Aim of the task: Reproduce every line of the entries below character for character, leaving out the pictures.

Available data:
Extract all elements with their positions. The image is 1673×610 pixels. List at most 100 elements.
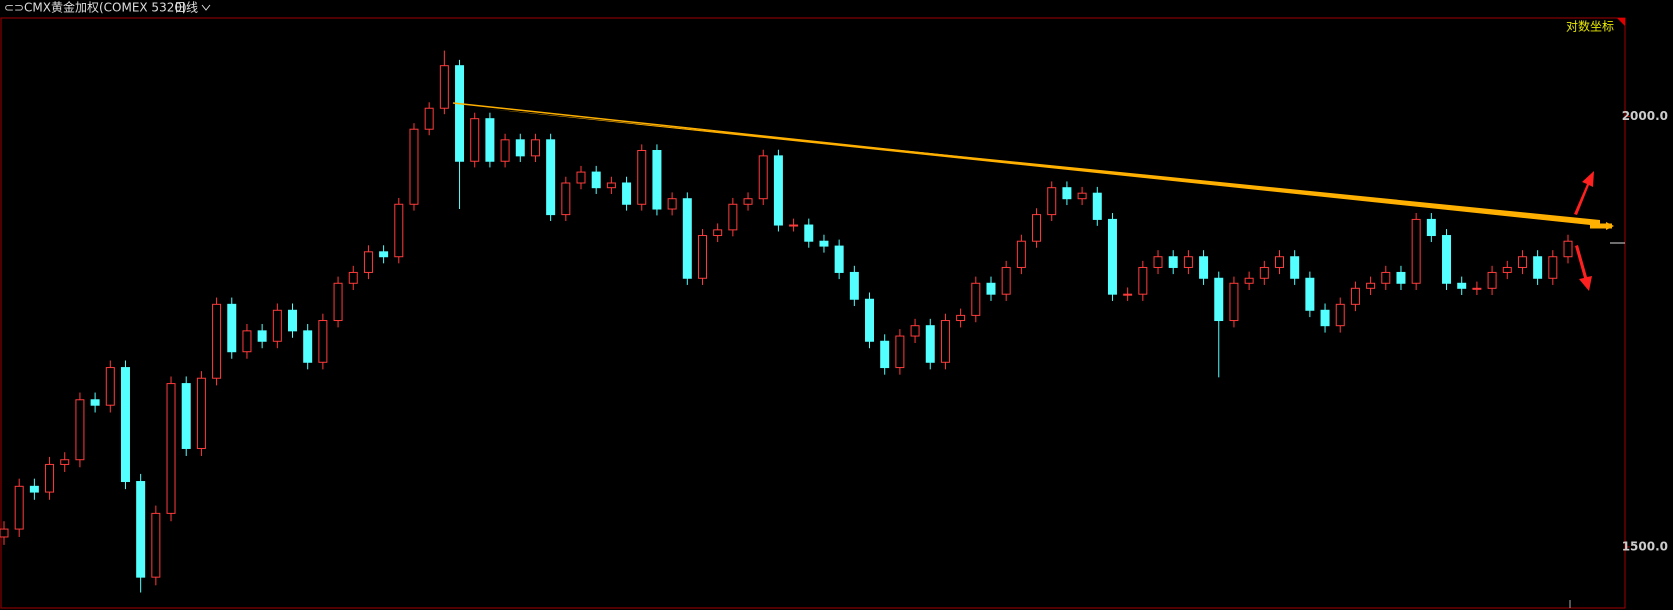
candle-body: [773, 155, 783, 226]
candle-body: [667, 198, 677, 210]
candle-body: [713, 229, 723, 237]
candle-body: [409, 128, 419, 205]
candle-body: [1077, 192, 1087, 200]
candle-body: [272, 309, 282, 342]
candle-body: [606, 182, 616, 189]
candle-body: [75, 399, 85, 461]
candle-body: [257, 330, 267, 342]
candle-body: [1320, 309, 1330, 327]
candle-body: [120, 367, 130, 483]
candle-body: [1426, 218, 1436, 237]
candle-body: [1396, 271, 1406, 284]
candle-body: [439, 65, 449, 109]
candle-body: [0, 528, 9, 538]
candle-body: [1183, 256, 1193, 268]
candle-body: [1517, 256, 1527, 268]
candle-body: [242, 330, 252, 353]
candle-body: [1199, 256, 1209, 279]
candle-body: [1366, 282, 1376, 289]
candle-body: [910, 325, 920, 337]
candle-body: [1290, 256, 1300, 279]
candle-body: [591, 171, 601, 189]
y-tick-label: 1500.0: [1622, 539, 1668, 553]
candle-body: [758, 155, 768, 200]
candle-body: [530, 139, 540, 157]
candle-body: [849, 271, 859, 300]
candle-body: [1442, 235, 1452, 284]
candle-body: [728, 203, 738, 231]
candle-body: [637, 149, 647, 205]
candle-body: [1381, 271, 1391, 284]
candle-body: [895, 335, 905, 369]
candle-body: [1563, 240, 1573, 258]
candle-body: [1274, 256, 1284, 268]
candle-body: [348, 271, 358, 284]
corner-marker: [1617, 18, 1625, 26]
candle-body: [1502, 266, 1512, 273]
candle-body: [90, 399, 100, 406]
candle-body: [196, 377, 206, 449]
candle-body: [1244, 277, 1254, 284]
candle-body: [363, 251, 373, 273]
candle-body: [45, 463, 55, 493]
period-selector[interactable]: 日线: [174, 1, 198, 15]
candle-body: [1472, 287, 1482, 290]
candle-body: [819, 240, 829, 247]
candle-body: [971, 282, 981, 316]
candle-body: [288, 309, 298, 332]
candle-body: [136, 481, 146, 578]
candles: [0, 50, 1573, 593]
period-dropdown-icon[interactable]: [201, 4, 211, 11]
up-arrow: [1574, 171, 1594, 215]
candle-body: [227, 303, 237, 353]
log-scale-toggle[interactable]: 对数坐标: [1566, 19, 1614, 34]
candle-body: [515, 139, 525, 157]
candle-body: [940, 320, 950, 363]
candle-body: [303, 330, 313, 363]
candle-body: [1032, 214, 1042, 242]
candle-body: [561, 182, 571, 216]
candle-body: [151, 512, 161, 578]
candle-body: [105, 367, 115, 406]
candle-body: [1168, 256, 1178, 268]
candle-body: [1107, 218, 1117, 295]
candle-body: [682, 198, 692, 279]
candle-body: [576, 171, 586, 184]
candle-body: [697, 235, 707, 279]
candle-body: [500, 139, 510, 162]
candle-body: [181, 383, 191, 449]
candle-body: [455, 65, 465, 162]
candle-body: [1001, 266, 1011, 295]
y-tick-label: 2000.0: [1622, 109, 1668, 123]
candle-body: [652, 149, 662, 210]
candle-body: [1487, 271, 1497, 289]
candle-body: [14, 485, 24, 530]
plot-frame: [0, 17, 1626, 609]
candle-body: [318, 320, 328, 363]
candle-body: [865, 298, 875, 342]
candle-body: [1335, 303, 1345, 327]
candle-body: [1457, 282, 1467, 289]
candle-body: [166, 383, 176, 514]
candle-body: [333, 282, 343, 322]
candle-body: [834, 245, 844, 273]
link-icon[interactable]: ⊂⊃: [4, 1, 24, 15]
candle-body: [1214, 277, 1224, 322]
candle-body: [956, 314, 966, 322]
candle-body: [1062, 187, 1072, 200]
candle-body: [925, 325, 935, 363]
candle-body: [485, 118, 495, 162]
candle-body: [1350, 287, 1360, 305]
candle-body: [1229, 282, 1239, 322]
candle-body: [789, 224, 799, 227]
candle-body: [1138, 266, 1148, 295]
candle-body: [1411, 218, 1421, 284]
candle-body: [546, 139, 556, 216]
candle-body: [394, 203, 404, 258]
candle-body: [424, 107, 434, 130]
candle-body: [1533, 256, 1543, 279]
trend-line-wedge: [480, 108, 1600, 226]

Task result:
Extract all elements with their positions. The image is 1673×610 pixels. List at most 100 elements.
candle-body: [773, 155, 783, 226]
candle-body: [667, 198, 677, 210]
candle-body: [713, 229, 723, 237]
candle-body: [409, 128, 419, 205]
candle-body: [1077, 192, 1087, 200]
candle-body: [272, 309, 282, 342]
candle-body: [606, 182, 616, 189]
candle-body: [75, 399, 85, 461]
candle-body: [257, 330, 267, 342]
candle-body: [1320, 309, 1330, 327]
candle-body: [120, 367, 130, 483]
candle-body: [1426, 218, 1436, 237]
candle-body: [1396, 271, 1406, 284]
candle-body: [439, 65, 449, 109]
candle-body: [0, 528, 9, 538]
candle-body: [1183, 256, 1193, 268]
candle-body: [1517, 256, 1527, 268]
candle-body: [242, 330, 252, 353]
candle-body: [1199, 256, 1209, 279]
candle-body: [1366, 282, 1376, 289]
candle-body: [910, 325, 920, 337]
candle-body: [1290, 256, 1300, 279]
candle-body: [591, 171, 601, 189]
y-tick-label: 1500.0: [1622, 539, 1668, 553]
candle-body: [758, 155, 768, 200]
candle-body: [530, 139, 540, 157]
candle-body: [849, 271, 859, 300]
candle-body: [1442, 235, 1452, 284]
candle-body: [728, 203, 738, 231]
candle-body: [637, 149, 647, 205]
candle-body: [1381, 271, 1391, 284]
candle-body: [895, 335, 905, 369]
candle-body: [1563, 240, 1573, 258]
candle-body: [1274, 256, 1284, 268]
candle-body: [348, 271, 358, 284]
corner-marker: [1617, 18, 1625, 26]
candle-body: [1502, 266, 1512, 273]
candle-body: [90, 399, 100, 406]
candle-body: [196, 377, 206, 449]
candle-body: [1244, 277, 1254, 284]
candle-body: [363, 251, 373, 273]
candle-body: [45, 463, 55, 493]
period-selector[interactable]: 日线: [174, 1, 198, 15]
candle-body: [1472, 287, 1482, 290]
candle-body: [819, 240, 829, 247]
candle-body: [971, 282, 981, 316]
candle-body: [288, 309, 298, 332]
candle-body: [136, 481, 146, 578]
candles: [0, 50, 1573, 593]
period-dropdown-icon[interactable]: [201, 4, 211, 11]
up-arrow: [1574, 171, 1594, 215]
candle-body: [227, 303, 237, 353]
log-scale-toggle[interactable]: 对数坐标: [1566, 19, 1614, 34]
candle-body: [515, 139, 525, 157]
candle-body: [940, 320, 950, 363]
candle-body: [303, 330, 313, 363]
candle-body: [1032, 214, 1042, 242]
candle-body: [561, 182, 571, 216]
candle-body: [151, 512, 161, 578]
candle-body: [105, 367, 115, 406]
candle-body: [1168, 256, 1178, 268]
candle-body: [1107, 218, 1117, 295]
candle-body: [682, 198, 692, 279]
candle-body: [576, 171, 586, 184]
candle-body: [697, 235, 707, 279]
candle-body: [500, 139, 510, 162]
candle-body: [181, 383, 191, 449]
candle-body: [455, 65, 465, 162]
candle-body: [1001, 266, 1011, 295]
y-tick-label: 2000.0: [1622, 109, 1668, 123]
candle-body: [652, 149, 662, 210]
candle-body: [1487, 271, 1497, 289]
candle-body: [14, 485, 24, 530]
plot-frame: [0, 17, 1626, 609]
candle-body: [318, 320, 328, 363]
candle-body: [865, 298, 875, 342]
candle-body: [1335, 303, 1345, 327]
candle-body: [1457, 282, 1467, 289]
candle-body: [166, 383, 176, 514]
candle-body: [333, 282, 343, 322]
candle-body: [834, 245, 844, 273]
link-icon[interactable]: ⊂⊃: [4, 1, 24, 15]
candle-body: [1214, 277, 1224, 322]
candle-body: [956, 314, 966, 322]
candle-body: [1062, 187, 1072, 200]
candle-body: [925, 325, 935, 363]
candle-body: [485, 118, 495, 162]
candle-body: [1350, 287, 1360, 305]
candle-body: [1229, 282, 1239, 322]
candle-body: [789, 224, 799, 227]
candle-body: [1138, 266, 1148, 295]
candle-body: [1411, 218, 1421, 284]
candle-body: [546, 139, 556, 216]
candle-body: [394, 203, 404, 258]
candle-body: [424, 107, 434, 130]
candle-body: [1533, 256, 1543, 279]
trend-line-wedge: [480, 108, 1600, 226]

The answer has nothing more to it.